Dataset records:

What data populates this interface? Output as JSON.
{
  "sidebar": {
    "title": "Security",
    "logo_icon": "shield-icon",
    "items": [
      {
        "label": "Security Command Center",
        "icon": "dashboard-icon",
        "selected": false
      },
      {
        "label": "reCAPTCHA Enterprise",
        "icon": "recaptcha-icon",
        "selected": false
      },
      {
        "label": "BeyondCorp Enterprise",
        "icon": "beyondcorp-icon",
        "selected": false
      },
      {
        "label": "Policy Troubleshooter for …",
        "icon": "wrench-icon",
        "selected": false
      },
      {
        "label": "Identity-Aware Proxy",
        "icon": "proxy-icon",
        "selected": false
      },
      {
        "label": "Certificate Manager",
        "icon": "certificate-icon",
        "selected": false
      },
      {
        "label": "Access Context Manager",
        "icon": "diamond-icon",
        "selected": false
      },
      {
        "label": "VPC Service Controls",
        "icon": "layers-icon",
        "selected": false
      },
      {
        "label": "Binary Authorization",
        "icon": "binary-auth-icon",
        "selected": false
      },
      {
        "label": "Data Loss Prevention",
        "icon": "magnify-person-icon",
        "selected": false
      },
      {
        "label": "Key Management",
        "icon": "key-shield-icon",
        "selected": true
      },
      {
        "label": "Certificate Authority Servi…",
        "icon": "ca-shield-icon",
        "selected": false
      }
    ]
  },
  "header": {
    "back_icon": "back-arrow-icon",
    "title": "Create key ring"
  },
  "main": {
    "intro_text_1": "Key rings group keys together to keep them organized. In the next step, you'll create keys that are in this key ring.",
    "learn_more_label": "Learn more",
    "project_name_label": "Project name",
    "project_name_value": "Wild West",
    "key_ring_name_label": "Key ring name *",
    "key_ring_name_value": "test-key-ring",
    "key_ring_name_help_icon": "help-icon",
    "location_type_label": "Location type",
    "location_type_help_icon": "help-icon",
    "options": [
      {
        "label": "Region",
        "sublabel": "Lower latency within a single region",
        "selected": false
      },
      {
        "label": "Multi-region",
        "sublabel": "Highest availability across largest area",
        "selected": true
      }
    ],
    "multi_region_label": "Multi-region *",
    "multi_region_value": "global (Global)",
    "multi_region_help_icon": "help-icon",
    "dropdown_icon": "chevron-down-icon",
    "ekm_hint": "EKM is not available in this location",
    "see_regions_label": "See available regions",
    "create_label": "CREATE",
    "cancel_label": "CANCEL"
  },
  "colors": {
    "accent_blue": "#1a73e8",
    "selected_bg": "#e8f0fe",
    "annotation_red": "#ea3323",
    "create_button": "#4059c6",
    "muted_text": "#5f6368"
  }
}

TASK GOAL:
Reproduce each line of the entries in which the word "Security" is found.

THE REPLY:
    "title": "Security",
        "label": "Security Command Center",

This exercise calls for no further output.